_Exercise brief_
Your task is to transcribe all of the data below exactly, omitting the images.

━━━ Material for the task ━━━

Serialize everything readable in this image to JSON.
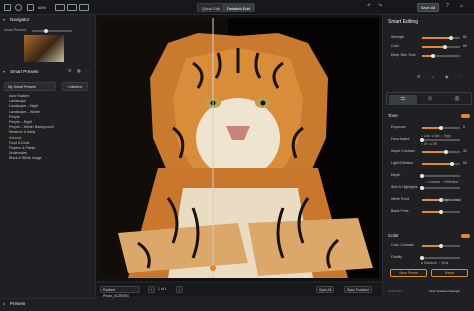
{
  "topbar": {
    "zoom": "66%",
    "tabs": [
      "Quick Edit",
      "Detailed Edit"
    ],
    "save_label": "Save All",
    "accent": "#e08a2a"
  },
  "left": {
    "navigator_title": "Navigator",
    "zoom_label": "Zoom Percent",
    "smart_presets_title": "Smart Presets",
    "preset_select": "My Smart Presets",
    "preset_button": "Unlinked",
    "preset_items": [
      "Auto Radiant",
      "Landscape",
      "Landscape – Night",
      "Landscape – Winter",
      "People",
      "People – Night",
      "People – Winter Background",
      "Newborn & Baby",
      "Animals",
      "Food & Drink",
      "Flowers & Plants",
      "Underwater",
      "Black & White Image"
    ],
    "highlighted_index": 8,
    "presets_footer": "Presets"
  },
  "status": {
    "filename": "Radiant Photo_SCREEN",
    "page": "1 of 1",
    "sync_all": "Sync All",
    "sync_forward": "Sync Forward"
  },
  "right": {
    "title": "Smart Editing",
    "smart_sliders": [
      {
        "label": "Strength",
        "value": "80",
        "pct": 0.75
      },
      {
        "label": "Color",
        "value": "60",
        "pct": 0.6
      },
      {
        "label": "Deep Skin Tone",
        "value": "",
        "pct": 0.3
      }
    ],
    "tone_title": "Tone",
    "tone_sliders": [
      {
        "label": "Exposure",
        "value": "0",
        "pct": 0.5
      },
      {
        "label": "Face Aware",
        "value": "",
        "pct": 0
      },
      {
        "label": "Super Contrast",
        "value": "30",
        "pct": 0.62
      },
      {
        "label": "Light Diffusion",
        "value": "60",
        "pct": 0.8
      },
      {
        "label": "Depth",
        "value": "",
        "pct": 0
      },
      {
        "label": "Skin & Highlights",
        "value": "",
        "pct": 0
      },
      {
        "label": "White Point",
        "value": "",
        "pct": 0.5
      },
      {
        "label": "Black Point",
        "value": "",
        "pct": 0.5
      }
    ],
    "color_title": "Color",
    "color_sliders": [
      {
        "label": "Color Contrast",
        "value": "",
        "pct": 0.5
      },
      {
        "label": "Fidelity",
        "value": "",
        "pct": 0
      }
    ],
    "save_preset": "Save Preset",
    "reset": "Reset",
    "version": "v1.3.0.197",
    "manager": "Open Radiant Manager"
  }
}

━━━

_Solution for this task_
Serialize everything readable in this image to JSON.
{
  "topbar": {
    "zoom": "66%",
    "tabs": [
      "Quick Edit",
      "Detailed Edit"
    ],
    "save_label": "Save All",
    "accent": "#e08a2a"
  },
  "left": {
    "navigator_title": "Navigator",
    "zoom_label": "Zoom Percent",
    "smart_presets_title": "Smart Presets",
    "preset_select": "My Smart Presets",
    "preset_button": "Unlinked",
    "preset_items": [
      "Auto Radiant",
      "Landscape",
      "Landscape – Night",
      "Landscape – Winter",
      "People",
      "People – Night",
      "People – Winter Background",
      "Newborn & Baby",
      "Animals",
      "Food & Drink",
      "Flowers & Plants",
      "Underwater",
      "Black & White Image"
    ],
    "highlighted_index": 8,
    "presets_footer": "Presets"
  },
  "status": {
    "filename": "Radiant Photo_SCREEN",
    "page": "1 of 1",
    "sync_all": "Sync All",
    "sync_forward": "Sync Forward"
  },
  "right": {
    "title": "Smart Editing",
    "smart_sliders": [
      {
        "label": "Strength",
        "value": "80",
        "pct": 0.75
      },
      {
        "label": "Color",
        "value": "60",
        "pct": 0.6
      },
      {
        "label": "Deep Skin Tone",
        "value": "",
        "pct": 0.3
      }
    ],
    "tone_title": "Tone",
    "tone_sliders": [
      {
        "label": "Exposure",
        "value": "0",
        "pct": 0.5
      },
      {
        "label": "Face Aware",
        "value": "",
        "pct": 0
      },
      {
        "label": "Super Contrast",
        "value": "30",
        "pct": 0.62
      },
      {
        "label": "Light Diffusion",
        "value": "60",
        "pct": 0.8
      },
      {
        "label": "Depth",
        "value": "",
        "pct": 0
      },
      {
        "label": "Skin & Highlights",
        "value": "",
        "pct": 0
      },
      {
        "label": "White Point",
        "value": "",
        "pct": 0.5
      },
      {
        "label": "Black Point",
        "value": "",
        "pct": 0.5
      }
    ],
    "color_title": "Color",
    "color_sliders": [
      {
        "label": "Color Contrast",
        "value": "",
        "pct": 0.5
      },
      {
        "label": "Fidelity",
        "value": "",
        "pct": 0
      }
    ],
    "save_preset": "Save Preset",
    "reset": "Reset",
    "version": "v1.3.0.197",
    "manager": "Open Radiant Manager"
  }
}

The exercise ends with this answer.